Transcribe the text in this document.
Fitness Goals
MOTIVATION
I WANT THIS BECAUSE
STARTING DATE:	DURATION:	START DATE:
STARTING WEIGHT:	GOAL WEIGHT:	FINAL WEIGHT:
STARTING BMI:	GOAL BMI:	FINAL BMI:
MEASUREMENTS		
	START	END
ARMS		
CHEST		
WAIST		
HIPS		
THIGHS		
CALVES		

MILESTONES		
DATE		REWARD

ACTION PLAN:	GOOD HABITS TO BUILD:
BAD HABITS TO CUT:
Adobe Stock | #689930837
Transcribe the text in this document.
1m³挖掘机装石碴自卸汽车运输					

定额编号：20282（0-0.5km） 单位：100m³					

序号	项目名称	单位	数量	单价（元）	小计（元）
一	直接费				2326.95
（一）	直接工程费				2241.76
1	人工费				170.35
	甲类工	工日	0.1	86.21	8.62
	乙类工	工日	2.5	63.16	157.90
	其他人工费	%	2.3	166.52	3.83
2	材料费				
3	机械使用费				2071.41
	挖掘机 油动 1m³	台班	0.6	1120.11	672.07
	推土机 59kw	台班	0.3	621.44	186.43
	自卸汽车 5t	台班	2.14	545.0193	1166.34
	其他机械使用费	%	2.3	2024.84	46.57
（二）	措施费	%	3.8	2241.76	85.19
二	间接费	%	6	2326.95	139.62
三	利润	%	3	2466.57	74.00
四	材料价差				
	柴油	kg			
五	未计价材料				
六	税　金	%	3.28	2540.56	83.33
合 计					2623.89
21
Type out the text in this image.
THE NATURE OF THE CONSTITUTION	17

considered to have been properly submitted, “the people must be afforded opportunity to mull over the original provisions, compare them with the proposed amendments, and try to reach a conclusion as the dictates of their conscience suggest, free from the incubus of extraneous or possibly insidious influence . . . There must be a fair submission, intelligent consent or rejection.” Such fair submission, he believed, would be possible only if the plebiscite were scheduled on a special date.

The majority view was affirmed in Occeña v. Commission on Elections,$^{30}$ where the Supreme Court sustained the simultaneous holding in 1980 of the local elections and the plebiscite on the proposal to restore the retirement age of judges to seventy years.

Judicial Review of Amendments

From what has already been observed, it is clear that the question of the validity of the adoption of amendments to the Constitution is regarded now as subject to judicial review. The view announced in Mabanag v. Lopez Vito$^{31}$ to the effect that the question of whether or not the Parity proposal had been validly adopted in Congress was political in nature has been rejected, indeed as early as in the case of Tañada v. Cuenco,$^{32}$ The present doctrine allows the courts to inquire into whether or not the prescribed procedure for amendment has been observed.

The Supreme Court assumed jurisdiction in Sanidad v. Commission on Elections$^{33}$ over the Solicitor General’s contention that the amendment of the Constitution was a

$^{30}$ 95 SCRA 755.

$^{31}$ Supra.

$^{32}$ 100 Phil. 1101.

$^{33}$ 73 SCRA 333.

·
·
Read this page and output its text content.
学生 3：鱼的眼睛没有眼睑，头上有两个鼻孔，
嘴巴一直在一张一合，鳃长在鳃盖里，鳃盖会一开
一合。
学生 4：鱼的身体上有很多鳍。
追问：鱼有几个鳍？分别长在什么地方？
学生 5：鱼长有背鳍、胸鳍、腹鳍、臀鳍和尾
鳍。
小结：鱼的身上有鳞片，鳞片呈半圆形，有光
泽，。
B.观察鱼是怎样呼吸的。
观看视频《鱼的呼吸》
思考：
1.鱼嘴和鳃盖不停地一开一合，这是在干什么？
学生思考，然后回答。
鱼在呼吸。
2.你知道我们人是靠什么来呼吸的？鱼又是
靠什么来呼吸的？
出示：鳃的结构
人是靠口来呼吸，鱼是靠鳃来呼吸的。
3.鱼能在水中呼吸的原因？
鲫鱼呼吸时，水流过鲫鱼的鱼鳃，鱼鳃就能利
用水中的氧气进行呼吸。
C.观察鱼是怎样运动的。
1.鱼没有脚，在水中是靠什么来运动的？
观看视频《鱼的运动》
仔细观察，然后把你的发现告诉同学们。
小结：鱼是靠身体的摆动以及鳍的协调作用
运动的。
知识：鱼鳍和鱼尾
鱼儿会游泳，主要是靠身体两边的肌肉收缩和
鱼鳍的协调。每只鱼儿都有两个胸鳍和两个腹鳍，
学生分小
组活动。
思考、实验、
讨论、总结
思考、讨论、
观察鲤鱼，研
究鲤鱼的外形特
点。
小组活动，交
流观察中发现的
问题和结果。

Problem statement ->
Set down the material above again, word for word.

Solved exercise ->
Transcribe the text in this document.
Fitness Goals
MOTIVATION
I WANT THIS BECAUSE
STARTING DATE:	DURATION:	START DATE:
STARTING WEIGHT:	GOAL WEIGHT:	FINAL WEIGHT:
STARTING BMI:	GOAL BMI:	FINAL BMI:
MEASUREMENTS		
	START	END
ARMS		
CHEST		
WAIST		
HIPS		
THIGHS		
CALVES		

MILESTONES		
DATE		REWARD

ACTION PLAN:	GOOD HABITS TO BUILD:
BAD HABITS TO CUT:
Adobe Stock | #689930837
Transcribe the text in this document.
1m³挖掘机装石碴自卸汽车运输					

定额编号：20282（0-0.5km） 单位：100m³					

序号	项目名称	单位	数量	单价（元）	小计（元）
一	直接费				2326.95
（一）	直接工程费				2241.76
1	人工费				170.35
	甲类工	工日	0.1	86.21	8.62
	乙类工	工日	2.5	63.16	157.90
	其他人工费	%	2.3	166.52	3.83
2	材料费				
3	机械使用费				2071.41
	挖掘机 油动 1m³	台班	0.6	1120.11	672.07
	推土机 59kw	台班	0.3	621.44	186.43
	自卸汽车 5t	台班	2.14	545.0193	1166.34
	其他机械使用费	%	2.3	2024.84	46.57
（二）	措施费	%	3.8	2241.76	85.19
二	间接费	%	6	2326.95	139.62
三	利润	%	3	2466.57	74.00
四	材料价差				
	柴油	kg			
五	未计价材料				
六	税　金	%	3.28	2540.56	83.33
合 计					2623.89
21
Type out the text in this image.
THE NATURE OF THE CONSTITUTION	17

considered to have been properly submitted, “the people must be afforded opportunity to mull over the original provisions, compare them with the proposed amendments, and try to reach a conclusion as the dictates of their conscience suggest, free from the incubus of extraneous or possibly insidious influence . . . There must be a fair submission, intelligent consent or rejection.” Such fair submission, he believed, would be possible only if the plebiscite were scheduled on a special date.

The majority view was affirmed in Occeña v. Commission on Elections,$^{30}$ where the Supreme Court sustained the simultaneous holding in 1980 of the local elections and the plebiscite on the proposal to restore the retirement age of judges to seventy years.

Judicial Review of Amendments

From what has already been observed, it is clear that the question of the validity of the adoption of amendments to the Constitution is regarded now as subject to judicial review. The view announced in Mabanag v. Lopez Vito$^{31}$ to the effect that the question of whether or not the Parity proposal had been validly adopted in Congress was political in nature has been rejected, indeed as early as in the case of Tañada v. Cuenco,$^{32}$ The present doctrine allows the courts to inquire into whether or not the prescribed procedure for amendment has been observed.

The Supreme Court assumed jurisdiction in Sanidad v. Commission on Elections$^{33}$ over the Solicitor General’s contention that the amendment of the Constitution was a

$^{30}$ 95 SCRA 755.

$^{31}$ Supra.

$^{32}$ 100 Phil. 1101.

$^{33}$ 73 SCRA 333.

·
·
Read this page and output its text content.
学生 3：鱼的眼睛没有眼睑，头上有两个鼻孔，
嘴巴一直在一张一合，鳃长在鳃盖里，鳃盖会一开
一合。
学生 4：鱼的身体上有很多鳍。
追问：鱼有几个鳍？分别长在什么地方？
学生 5：鱼长有背鳍、胸鳍、腹鳍、臀鳍和尾
鳍。
小结：鱼的身上有鳞片，鳞片呈半圆形，有光
泽，。
B.观察鱼是怎样呼吸的。
观看视频《鱼的呼吸》
思考：
1.鱼嘴和鳃盖不停地一开一合，这是在干什么？
学生思考，然后回答。
鱼在呼吸。
2.你知道我们人是靠什么来呼吸的？鱼又是
靠什么来呼吸的？
出示：鳃的结构
人是靠口来呼吸，鱼是靠鳃来呼吸的。
3.鱼能在水中呼吸的原因？
鲫鱼呼吸时，水流过鲫鱼的鱼鳃，鱼鳃就能利
用水中的氧气进行呼吸。
C.观察鱼是怎样运动的。
1.鱼没有脚，在水中是靠什么来运动的？
观看视频《鱼的运动》
仔细观察，然后把你的发现告诉同学们。
小结：鱼是靠身体的摆动以及鳍的协调作用
运动的。
知识：鱼鳍和鱼尾
鱼儿会游泳，主要是靠身体两边的肌肉收缩和
鱼鳍的协调。每只鱼儿都有两个胸鳍和两个腹鳍，
学生分小
组活动。
思考、实验、
讨论、总结
思考、讨论、
观察鲤鱼，研
究鲤鱼的外形特
点。
小组活动，交
流观察中发现的
问题和结果。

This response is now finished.